(Collected data entries)
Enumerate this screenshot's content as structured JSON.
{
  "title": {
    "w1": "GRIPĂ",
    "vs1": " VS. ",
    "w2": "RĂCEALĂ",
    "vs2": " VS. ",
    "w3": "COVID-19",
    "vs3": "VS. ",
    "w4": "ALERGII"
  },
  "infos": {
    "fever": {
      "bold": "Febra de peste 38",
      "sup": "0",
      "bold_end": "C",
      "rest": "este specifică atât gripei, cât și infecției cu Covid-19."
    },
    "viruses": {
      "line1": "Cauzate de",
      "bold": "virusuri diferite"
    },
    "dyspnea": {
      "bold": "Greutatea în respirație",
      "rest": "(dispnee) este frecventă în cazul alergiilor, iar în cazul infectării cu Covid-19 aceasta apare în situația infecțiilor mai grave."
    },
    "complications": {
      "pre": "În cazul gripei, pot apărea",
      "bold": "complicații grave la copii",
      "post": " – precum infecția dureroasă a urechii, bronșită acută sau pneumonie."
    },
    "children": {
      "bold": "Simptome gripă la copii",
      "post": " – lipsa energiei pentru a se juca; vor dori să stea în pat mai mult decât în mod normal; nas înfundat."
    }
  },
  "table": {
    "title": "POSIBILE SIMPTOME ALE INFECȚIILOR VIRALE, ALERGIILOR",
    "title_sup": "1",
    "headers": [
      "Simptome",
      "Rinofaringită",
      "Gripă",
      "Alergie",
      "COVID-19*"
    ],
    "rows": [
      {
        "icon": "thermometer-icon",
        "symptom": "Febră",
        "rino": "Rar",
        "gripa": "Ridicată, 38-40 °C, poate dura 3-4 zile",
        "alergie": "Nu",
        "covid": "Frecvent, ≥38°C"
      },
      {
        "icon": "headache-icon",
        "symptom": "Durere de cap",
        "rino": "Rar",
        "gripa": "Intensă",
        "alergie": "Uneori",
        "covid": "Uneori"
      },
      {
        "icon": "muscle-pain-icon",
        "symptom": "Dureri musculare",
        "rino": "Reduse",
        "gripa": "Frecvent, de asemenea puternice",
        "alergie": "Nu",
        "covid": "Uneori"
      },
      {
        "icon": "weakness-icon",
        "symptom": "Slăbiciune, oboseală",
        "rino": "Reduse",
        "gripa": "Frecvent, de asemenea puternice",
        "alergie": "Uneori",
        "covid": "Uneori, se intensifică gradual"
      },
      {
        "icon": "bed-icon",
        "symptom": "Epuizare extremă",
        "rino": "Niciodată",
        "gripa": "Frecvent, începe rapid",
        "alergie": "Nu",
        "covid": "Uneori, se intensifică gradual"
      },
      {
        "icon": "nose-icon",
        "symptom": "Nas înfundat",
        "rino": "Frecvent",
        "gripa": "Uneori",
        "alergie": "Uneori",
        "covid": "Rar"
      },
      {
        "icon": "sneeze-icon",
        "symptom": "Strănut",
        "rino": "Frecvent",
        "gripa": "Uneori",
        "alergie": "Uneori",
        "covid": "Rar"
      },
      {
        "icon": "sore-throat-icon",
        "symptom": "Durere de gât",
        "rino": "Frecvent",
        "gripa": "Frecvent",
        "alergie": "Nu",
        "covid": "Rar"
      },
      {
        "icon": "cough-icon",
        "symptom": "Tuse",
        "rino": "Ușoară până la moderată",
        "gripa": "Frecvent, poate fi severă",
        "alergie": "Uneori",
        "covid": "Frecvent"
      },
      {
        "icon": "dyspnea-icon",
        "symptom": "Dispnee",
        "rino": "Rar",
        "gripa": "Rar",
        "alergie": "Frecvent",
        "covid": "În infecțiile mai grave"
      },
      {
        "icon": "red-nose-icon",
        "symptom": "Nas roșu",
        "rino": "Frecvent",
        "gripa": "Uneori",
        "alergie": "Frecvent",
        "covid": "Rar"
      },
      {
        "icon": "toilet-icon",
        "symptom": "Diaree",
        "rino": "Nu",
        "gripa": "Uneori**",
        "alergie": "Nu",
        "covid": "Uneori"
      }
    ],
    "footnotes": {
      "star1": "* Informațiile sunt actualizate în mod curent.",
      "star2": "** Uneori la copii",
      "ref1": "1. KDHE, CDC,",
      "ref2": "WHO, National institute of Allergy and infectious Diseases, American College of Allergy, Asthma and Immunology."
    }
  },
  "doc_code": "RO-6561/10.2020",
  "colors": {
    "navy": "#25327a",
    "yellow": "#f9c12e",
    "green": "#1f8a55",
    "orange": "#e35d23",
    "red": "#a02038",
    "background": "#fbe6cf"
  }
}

ASSIGNED TASK:
Exact retyping of every entry is required.

RESPONSE FOR THIS EXERCISE:
Enumerate this screenshot's content as structured JSON.
{
  "title": {
    "w1": "GRIPĂ",
    "vs1": " VS. ",
    "w2": "RĂCEALĂ",
    "vs2": " VS. ",
    "w3": "COVID-19",
    "vs3": "VS. ",
    "w4": "ALERGII"
  },
  "infos": {
    "fever": {
      "bold": "Febra de peste 38",
      "sup": "0",
      "bold_end": "C",
      "rest": "este specifică atât gripei, cât și infecției cu Covid-19."
    },
    "viruses": {
      "line1": "Cauzate de",
      "bold": "virusuri diferite"
    },
    "dyspnea": {
      "bold": "Greutatea în respirație",
      "rest": "(dispnee) este frecventă în cazul alergiilor, iar în cazul infectării cu Covid-19 aceasta apare în situația infecțiilor mai grave."
    },
    "complications": {
      "pre": "În cazul gripei, pot apărea",
      "bold": "complicații grave la copii",
      "post": " – precum infecția dureroasă a urechii, bronșită acută sau pneumonie."
    },
    "children": {
      "bold": "Simptome gripă la copii",
      "post": " – lipsa energiei pentru a se juca; vor dori să stea în pat mai mult decât în mod normal; nas înfundat."
    }
  },
  "table": {
    "title": "POSIBILE SIMPTOME ALE INFECȚIILOR VIRALE, ALERGIILOR",
    "title_sup": "1",
    "headers": [
      "Simptome",
      "Rinofaringită",
      "Gripă",
      "Alergie",
      "COVID-19*"
    ],
    "rows": [
      {
        "icon": "thermometer-icon",
        "symptom": "Febră",
        "rino": "Rar",
        "gripa": "Ridicată, 38-40 °C, poate dura 3-4 zile",
        "alergie": "Nu",
        "covid": "Frecvent, ≥38°C"
      },
      {
        "icon": "headache-icon",
        "symptom": "Durere de cap",
        "rino": "Rar",
        "gripa": "Intensă",
        "alergie": "Uneori",
        "covid": "Uneori"
      },
      {
        "icon": "muscle-pain-icon",
        "symptom": "Dureri musculare",
        "rino": "Reduse",
        "gripa": "Frecvent, de asemenea puternice",
        "alergie": "Nu",
        "covid": "Uneori"
      },
      {
        "icon": "weakness-icon",
        "symptom": "Slăbiciune, oboseală",
        "rino": "Reduse",
        "gripa": "Frecvent, de asemenea puternice",
        "alergie": "Uneori",
        "covid": "Uneori, se intensifică gradual"
      },
      {
        "icon": "bed-icon",
        "symptom": "Epuizare extremă",
        "rino": "Niciodată",
        "gripa": "Frecvent, începe rapid",
        "alergie": "Nu",
        "covid": "Uneori, se intensifică gradual"
      },
      {
        "icon": "nose-icon",
        "symptom": "Nas înfundat",
        "rino": "Frecvent",
        "gripa": "Uneori",
        "alergie": "Uneori",
        "covid": "Rar"
      },
      {
        "icon": "sneeze-icon",
        "symptom": "Strănut",
        "rino": "Frecvent",
        "gripa": "Uneori",
        "alergie": "Uneori",
        "covid": "Rar"
      },
      {
        "icon": "sore-throat-icon",
        "symptom": "Durere de gât",
        "rino": "Frecvent",
        "gripa": "Frecvent",
        "alergie": "Nu",
        "covid": "Rar"
      },
      {
        "icon": "cough-icon",
        "symptom": "Tuse",
        "rino": "Ușoară până la moderată",
        "gripa": "Frecvent, poate fi severă",
        "alergie": "Uneori",
        "covid": "Frecvent"
      },
      {
        "icon": "dyspnea-icon",
        "symptom": "Dispnee",
        "rino": "Rar",
        "gripa": "Rar",
        "alergie": "Frecvent",
        "covid": "În infecțiile mai grave"
      },
      {
        "icon": "red-nose-icon",
        "symptom": "Nas roșu",
        "rino": "Frecvent",
        "gripa": "Uneori",
        "alergie": "Frecvent",
        "covid": "Rar"
      },
      {
        "icon": "toilet-icon",
        "symptom": "Diaree",
        "rino": "Nu",
        "gripa": "Uneori**",
        "alergie": "Nu",
        "covid": "Uneori"
      }
    ],
    "footnotes": {
      "star1": "* Informațiile sunt actualizate în mod curent.",
      "star2": "** Uneori la copii",
      "ref1": "1. KDHE, CDC,",
      "ref2": "WHO, National institute of Allergy and infectious Diseases, American College of Allergy, Asthma and Immunology."
    }
  },
  "doc_code": "RO-6561/10.2020",
  "colors": {
    "navy": "#25327a",
    "yellow": "#f9c12e",
    "green": "#1f8a55",
    "orange": "#e35d23",
    "red": "#a02038",
    "background": "#fbe6cf"
  }
}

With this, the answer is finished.